++++ Exercise input

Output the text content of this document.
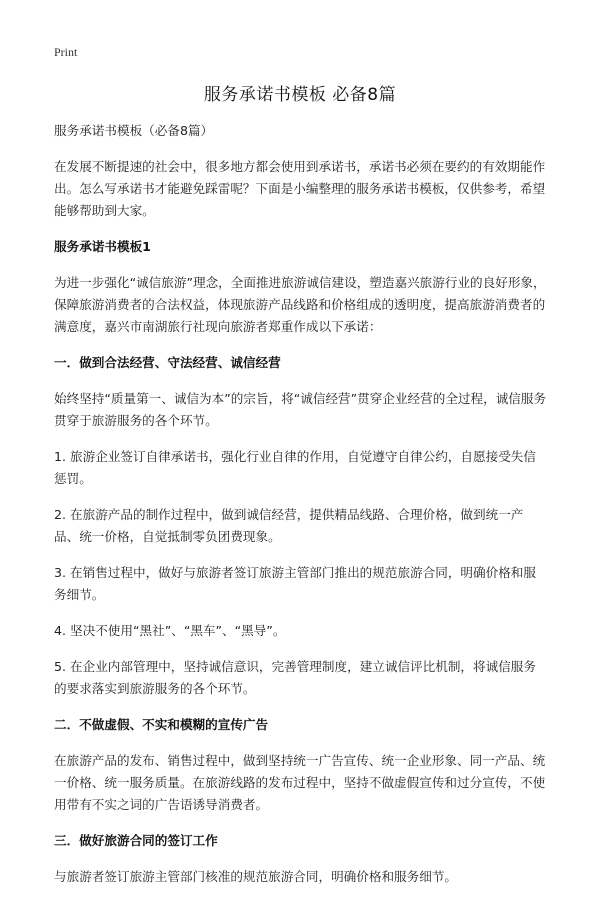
Print
服务承诺书模板 必备8篇

服务承诺书模板（必备8篇）

在发展不断提速的社会中，很多地方都会使用到承诺书，承诺书必须在要约的有效期能作出。怎么写承诺书才能避免踩雷呢？下面是小编整理的服务承诺书模板，仅供参考，希望能够帮助到大家。

服务承诺书模板1

为进一步强化“诚信旅游”理念，全面推进旅游诚信建设，塑造嘉兴旅游行业的良好形象，保障旅游消费者的合法权益，体现旅游产品线路和价格组成的透明度，提高旅游消费者的满意度，嘉兴市南湖旅行社现向旅游者郑重作成以下承诺：

一．做到合法经营、守法经营、诚信经营

始终坚持“质量第一、诚信为本”的宗旨，将“诚信经营”贯穿企业经营的全过程，诚信服务贯穿于旅游服务的各个环节。

1. 旅游企业签订自律承诺书，强化行业自律的作用，自觉遵守自律公约，自愿接受失信惩罚。

2. 在旅游产品的制作过程中，做到诚信经营，提供精品线路、合理价格，做到统一产品、统一价格，自觉抵制零负团费现象。

3. 在销售过程中，做好与旅游者签订旅游主管部门推出的规范旅游合同，明确价格和服务细节。

4. 坚决不使用“黑社”、“黑车”、“黑导”。

5. 在企业内部管理中，坚持诚信意识，完善管理制度，建立诚信评比机制，将诚信服务的要求落实到旅游服务的各个环节。

二．不做虚假、不实和模糊的宣传广告

在旅游产品的发布、销售过程中，做到坚持统一广告宣传、统一企业形象、同一产品、统一价格、统一服务质量。在旅游线路的发布过程中，坚持不做虚假宣传和过分宣传，不使用带有不实之词的广告语诱导消费者。

三．做好旅游合同的签订工作

与旅游者签订旅游主管部门核准的规范旅游合同，明确价格和服务细节。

++++++++

§ Requirements
Pick out every line of the listing containing the word "明确价格和服务细节", and show those lines.

§ Exercise result
3. 在销售过程中，做好与旅游者签订旅游主管部门推出的规范旅游合同，明确价格和服务细节。
与旅游者签订旅游主管部门核准的规范旅游合同，明确价格和服务细节。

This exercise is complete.